→ EXTRACTED MATERIAL:
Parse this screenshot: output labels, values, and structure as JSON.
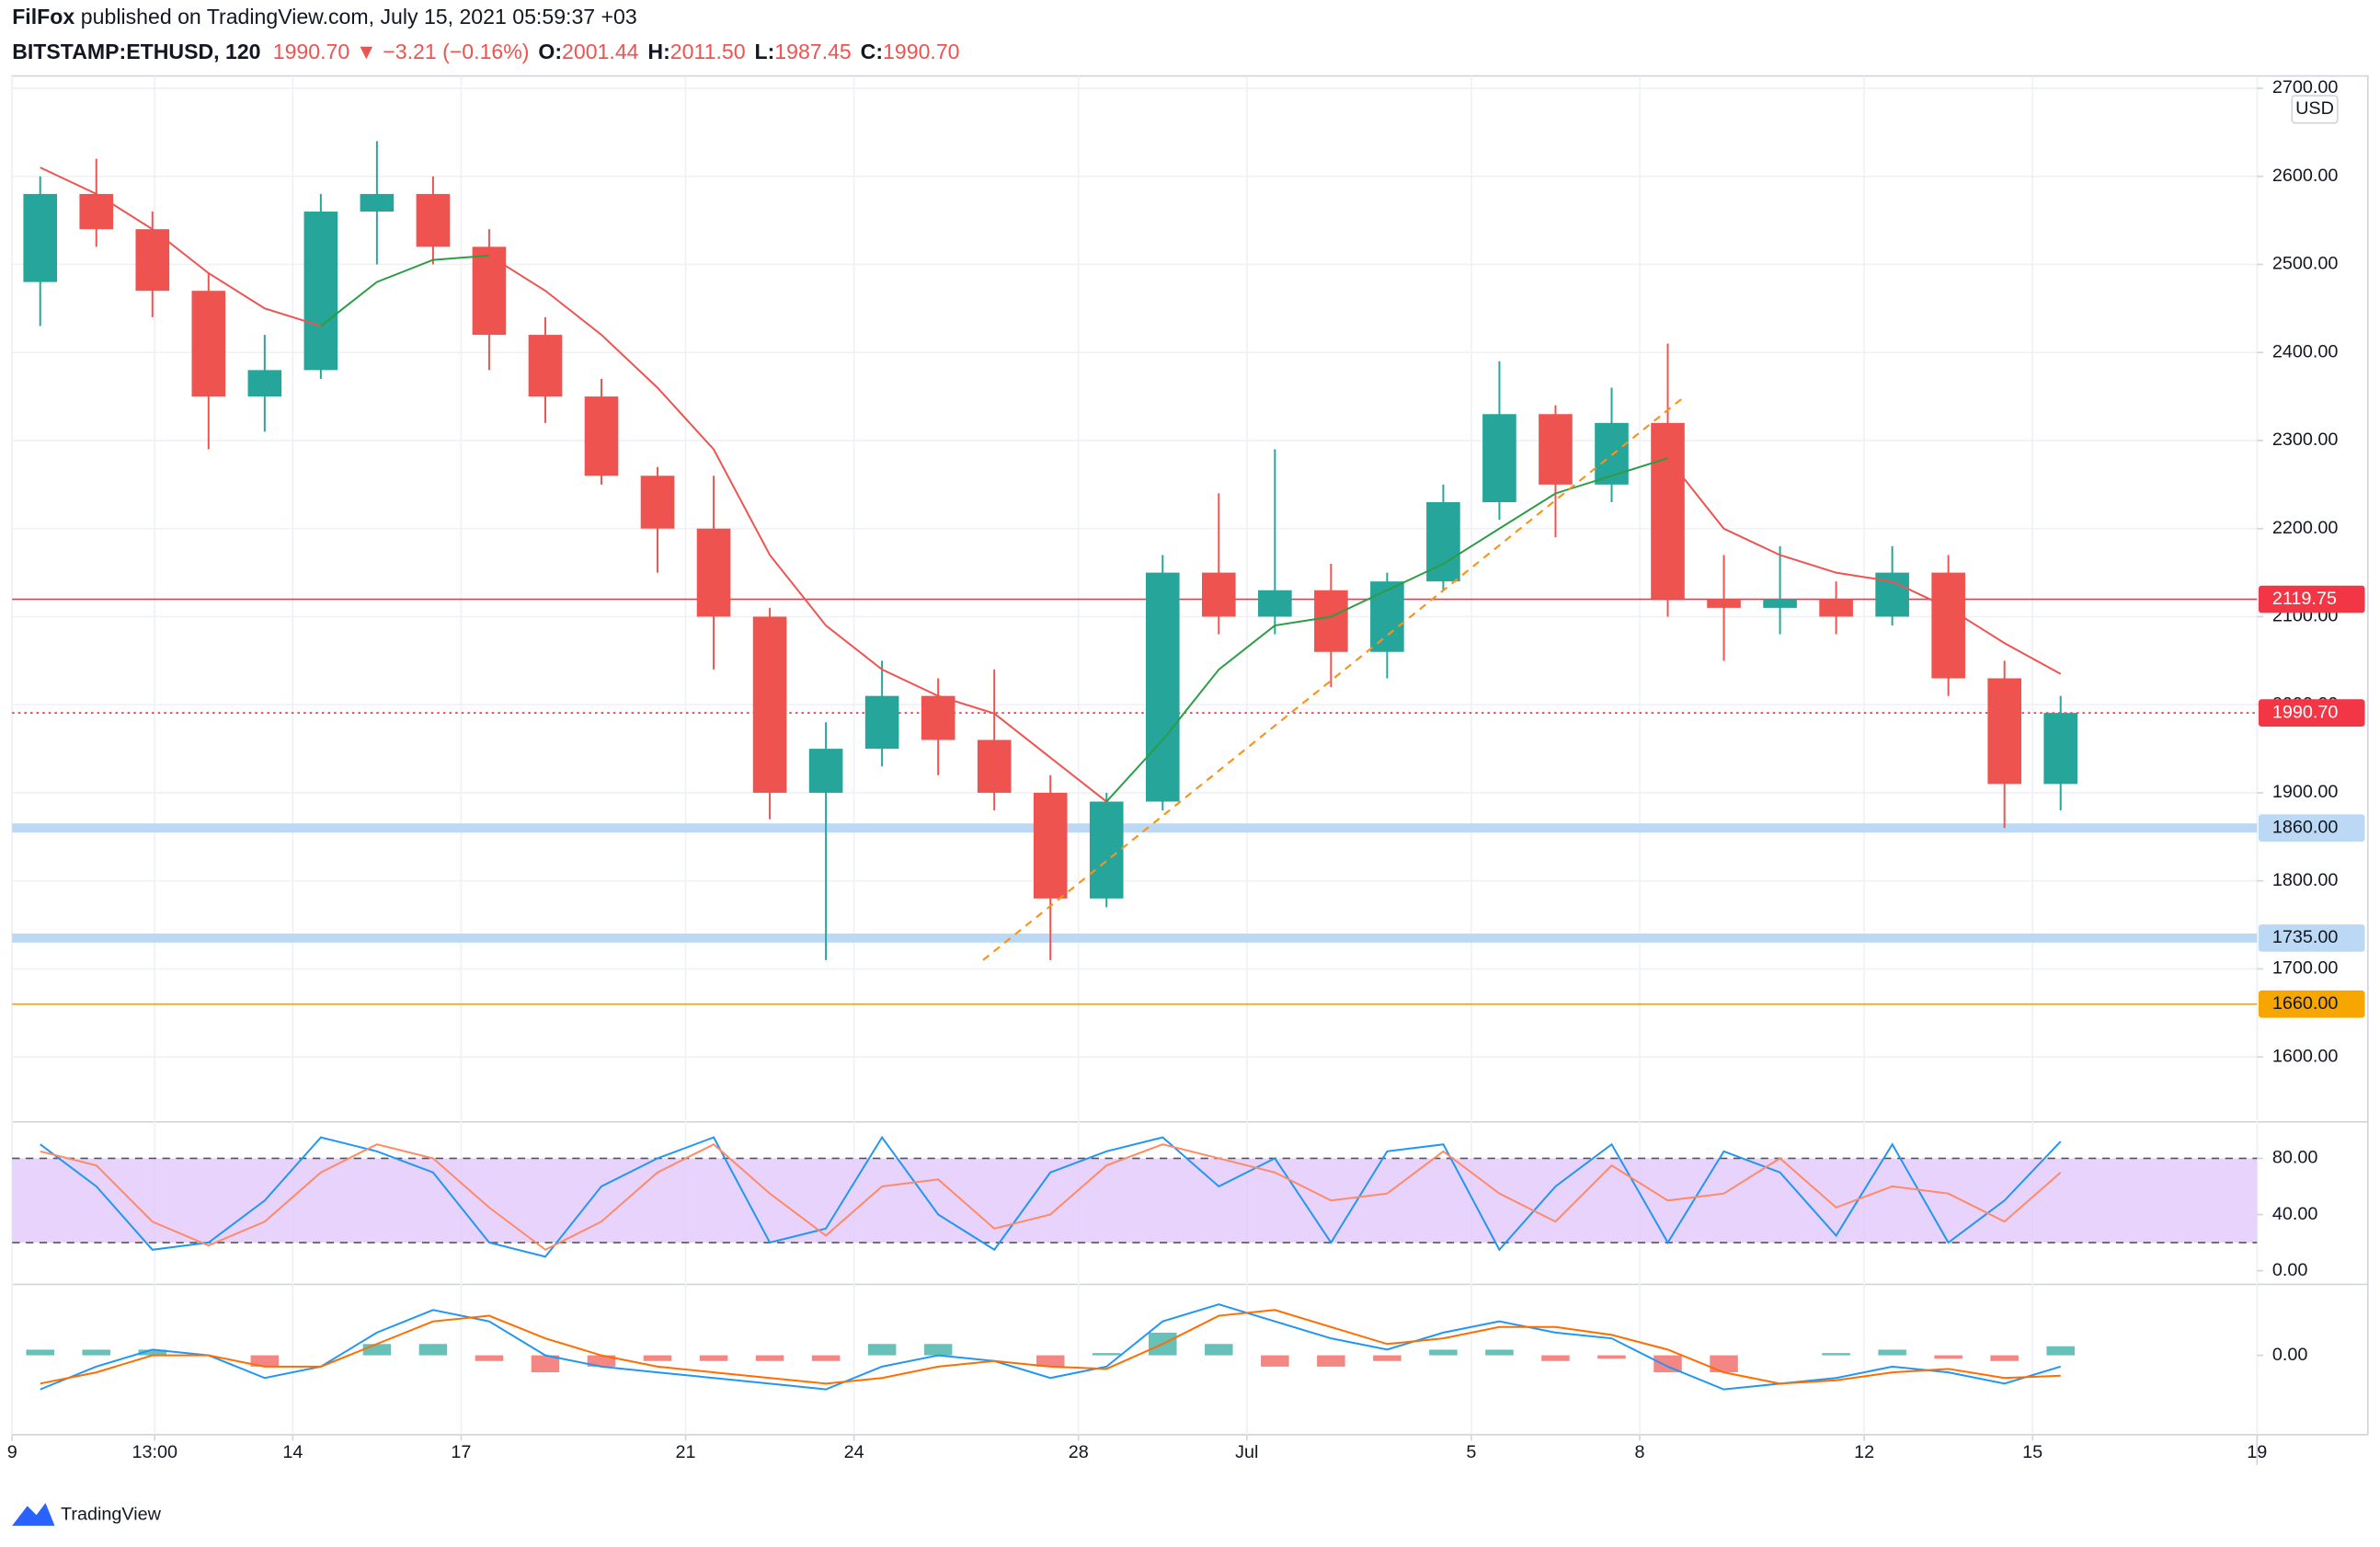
{
  "header": {
    "author": "FilFox",
    "published": "published on TradingView.com, July 15, 2021 05:59:37 +03",
    "symbol": "BITSTAMP:ETHUSD, 120",
    "last": "1990.70",
    "arrow": "▼",
    "change": "−3.21 (−0.16%)",
    "o_label": "O:",
    "o": "2001.44",
    "h_label": "H:",
    "h": "2011.50",
    "l_label": "L:",
    "l": "1987.45",
    "c_label": "C:",
    "c": "1990.70",
    "currency": "USD"
  },
  "footer": {
    "brand": "TradingView"
  },
  "chart_data": [
    {
      "type": "candlestick",
      "up_color": "#26a69a",
      "down_color": "#ef5350",
      "grid": true,
      "x": [
        0.5,
        1.5,
        2.5,
        3.5,
        4.5,
        5.5,
        6.5,
        7.5,
        8.5,
        9.5,
        10.5,
        11.5,
        12.5,
        13.5,
        14.5,
        15.5,
        16.5,
        17.5,
        18.5,
        19.5,
        20.5,
        21.5,
        22.5,
        23.5,
        24.5,
        25.5,
        26.5,
        27.5,
        28.5,
        29.5,
        30.5,
        31.5,
        32.5,
        33.5,
        34.5,
        35.5,
        36.5
      ],
      "open": [
        2480,
        2580,
        2540,
        2470,
        2350,
        2380,
        2560,
        2580,
        2520,
        2420,
        2350,
        2260,
        2200,
        2100,
        1900,
        1950,
        2010,
        1960,
        1900,
        1780,
        1890,
        2150,
        2100,
        2130,
        2060,
        2140,
        2230,
        2330,
        2250,
        2320,
        2120,
        2110,
        2120,
        2100,
        2150,
        2030,
        1910
      ],
      "high": [
        2600,
        2620,
        2560,
        2490,
        2420,
        2580,
        2640,
        2600,
        2540,
        2440,
        2370,
        2270,
        2260,
        2110,
        1980,
        2050,
        2030,
        2040,
        1920,
        1900,
        2170,
        2240,
        2290,
        2160,
        2150,
        2250,
        2390,
        2340,
        2360,
        2410,
        2170,
        2180,
        2140,
        2180,
        2170,
        2050,
        2010
      ],
      "low": [
        2430,
        2520,
        2440,
        2290,
        2310,
        2370,
        2500,
        2500,
        2380,
        2320,
        2250,
        2150,
        2040,
        1870,
        1710,
        1930,
        1920,
        1880,
        1710,
        1770,
        1880,
        2080,
        2080,
        2020,
        2030,
        2130,
        2210,
        2190,
        2230,
        2100,
        2050,
        2080,
        2080,
        2090,
        2010,
        1860,
        1880
      ],
      "close": [
        2580,
        2540,
        2470,
        2350,
        2380,
        2560,
        2580,
        2520,
        2420,
        2350,
        2260,
        2200,
        2100,
        1900,
        1950,
        2010,
        1960,
        1900,
        1780,
        1890,
        2150,
        2100,
        2130,
        2060,
        2140,
        2230,
        2330,
        2250,
        2320,
        2120,
        2110,
        2120,
        2100,
        2150,
        2030,
        1910,
        1990.7
      ],
      "series": [
        {
          "name": "MA",
          "color": "#ef5350",
          "values": [
            2610,
            2580,
            2540,
            2490,
            2450,
            2430,
            null,
            null,
            2510,
            2470,
            2420,
            2360,
            2290,
            2170,
            2090,
            2040,
            2010,
            1990,
            1940,
            1890,
            null,
            null,
            null,
            null,
            null,
            null,
            null,
            null,
            null,
            2280,
            2200,
            2170,
            2150,
            2140,
            2110,
            2070,
            2035
          ]
        },
        {
          "name": "MA rising",
          "color": "#2e9c45",
          "values": [
            null,
            null,
            null,
            null,
            null,
            2430,
            2480,
            2505,
            2510,
            null,
            null,
            null,
            null,
            null,
            null,
            null,
            null,
            null,
            null,
            1890,
            1960,
            2040,
            2090,
            2100,
            2130,
            2160,
            2200,
            2240,
            2260,
            2280,
            null,
            null,
            null,
            null,
            null,
            null,
            null
          ]
        }
      ],
      "trendline": {
        "color": "#f7931a",
        "x": [
          17.3,
          29.8
        ],
        "y": [
          1710,
          2350
        ]
      },
      "levels": [
        {
          "value": 2119.75,
          "label": "2119.75",
          "color": "#f23645",
          "style": "solid",
          "text_color": "#ffffff"
        },
        {
          "value": 1990.7,
          "label": "1990.70",
          "color": "#f23645",
          "style": "dotted",
          "text_color": "#ffffff"
        },
        {
          "value": 1860,
          "label": "1860.00",
          "color": "#bbd9f5",
          "style": "thick",
          "text_color": "#131722"
        },
        {
          "value": 1735,
          "label": "1735.00",
          "color": "#bbd9f5",
          "style": "thick",
          "text_color": "#131722"
        },
        {
          "value": 1660,
          "label": "1660.00",
          "color": "#f7a600",
          "style": "solid",
          "text_color": "#131722"
        }
      ],
      "xlim": [
        0,
        40
      ],
      "xticks": [
        {
          "value": 0,
          "label": "9"
        },
        {
          "value": 2.54,
          "label": "13:00"
        },
        {
          "value": 5,
          "label": "14"
        },
        {
          "value": 8,
          "label": "17"
        },
        {
          "value": 12,
          "label": "21"
        },
        {
          "value": 15,
          "label": "24"
        },
        {
          "value": 19,
          "label": "28"
        },
        {
          "value": 22,
          "label": "Jul"
        },
        {
          "value": 26,
          "label": "5"
        },
        {
          "value": 29,
          "label": "8"
        },
        {
          "value": 33,
          "label": "12"
        },
        {
          "value": 36,
          "label": "15"
        },
        {
          "value": 40,
          "label": "19"
        }
      ],
      "ylim": [
        1528,
        2714
      ],
      "yticks": [
        {
          "value": 1600,
          "label": "1600.00"
        },
        {
          "value": 1700,
          "label": "1700.00"
        },
        {
          "value": 1800,
          "label": "1800.00"
        },
        {
          "value": 1900,
          "label": "1900.00"
        },
        {
          "value": 2000,
          "label": "2000.00"
        },
        {
          "value": 2100,
          "label": "2100.00"
        },
        {
          "value": 2200,
          "label": "2200.00"
        },
        {
          "value": 2300,
          "label": "2300.00"
        },
        {
          "value": 2400,
          "label": "2400.00"
        },
        {
          "value": 2500,
          "label": "2500.00"
        },
        {
          "value": 2600,
          "label": "2600.00"
        },
        {
          "value": 2700,
          "label": "2700.00"
        }
      ]
    },
    {
      "type": "line",
      "band": [
        20,
        80
      ],
      "band_color": "#e1c8fb",
      "x": [
        0.5,
        1.5,
        2.5,
        3.5,
        4.5,
        5.5,
        6.5,
        7.5,
        8.5,
        9.5,
        10.5,
        11.5,
        12.5,
        13.5,
        14.5,
        15.5,
        16.5,
        17.5,
        18.5,
        19.5,
        20.5,
        21.5,
        22.5,
        23.5,
        24.5,
        25.5,
        26.5,
        27.5,
        28.5,
        29.5,
        30.5,
        31.5,
        32.5,
        33.5,
        34.5,
        35.5,
        36.5
      ],
      "xlim": [
        0,
        40
      ],
      "series": [
        {
          "name": "%K",
          "color": "#2196f3",
          "values": [
            90,
            60,
            15,
            20,
            50,
            95,
            85,
            70,
            20,
            10,
            60,
            80,
            95,
            20,
            30,
            95,
            40,
            15,
            70,
            85,
            95,
            60,
            80,
            20,
            85,
            90,
            15,
            60,
            90,
            20,
            85,
            70,
            25,
            90,
            20,
            50,
            92
          ]
        },
        {
          "name": "%D",
          "color": "#ff8a65",
          "values": [
            85,
            75,
            35,
            18,
            35,
            70,
            90,
            80,
            45,
            15,
            35,
            70,
            90,
            55,
            25,
            60,
            65,
            30,
            40,
            75,
            90,
            80,
            70,
            50,
            55,
            85,
            55,
            35,
            75,
            50,
            55,
            80,
            45,
            60,
            55,
            35,
            70
          ]
        }
      ],
      "ylim": [
        -8.6,
        104.9
      ],
      "yticks": [
        {
          "value": 0,
          "label": "0.00"
        },
        {
          "value": 40,
          "label": "40.00"
        },
        {
          "value": 80,
          "label": "80.00"
        }
      ]
    },
    {
      "type": "macd",
      "x": [
        0.5,
        1.5,
        2.5,
        3.5,
        4.5,
        5.5,
        6.5,
        7.5,
        8.5,
        9.5,
        10.5,
        11.5,
        12.5,
        13.5,
        14.5,
        15.5,
        16.5,
        17.5,
        18.5,
        19.5,
        20.5,
        21.5,
        22.5,
        23.5,
        24.5,
        25.5,
        26.5,
        27.5,
        28.5,
        29.5,
        30.5,
        31.5,
        32.5,
        33.5,
        34.5,
        35.5,
        36.5
      ],
      "xlim": [
        0,
        40
      ],
      "histogram": {
        "up_color": "#26a69a",
        "down_color": "#ef5350",
        "values": [
          5,
          5,
          5,
          0,
          -10,
          0,
          10,
          10,
          -5,
          -15,
          -10,
          -5,
          -5,
          -5,
          -5,
          10,
          10,
          0,
          -10,
          2,
          20,
          10,
          -10,
          -10,
          -5,
          5,
          5,
          -5,
          -3,
          -15,
          -15,
          0,
          2,
          5,
          -3,
          -5,
          8
        ]
      },
      "series": [
        {
          "name": "MACD",
          "color": "#2196f3",
          "values": [
            -30,
            -10,
            5,
            0,
            -20,
            -10,
            20,
            40,
            30,
            0,
            -10,
            -15,
            -20,
            -25,
            -30,
            -10,
            0,
            -5,
            -20,
            -10,
            30,
            45,
            30,
            15,
            5,
            20,
            30,
            20,
            15,
            -10,
            -30,
            -25,
            -20,
            -10,
            -15,
            -25,
            -10
          ]
        },
        {
          "name": "Signal",
          "color": "#ff6d00",
          "values": [
            -25,
            -15,
            0,
            0,
            -10,
            -10,
            10,
            30,
            35,
            15,
            0,
            -10,
            -15,
            -20,
            -25,
            -20,
            -10,
            -5,
            -10,
            -12,
            10,
            35,
            40,
            25,
            10,
            15,
            25,
            25,
            18,
            5,
            -15,
            -25,
            -22,
            -15,
            -12,
            -20,
            -18
          ]
        }
      ],
      "ylim": [
        -70,
        60
      ],
      "yticks": [
        {
          "value": 0,
          "label": "0.00"
        }
      ]
    }
  ]
}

→ PROBLEM DETAILS: Your answer should be a single number: the count of lines in the data that include the word "type".

→ FINAL RESULT: 3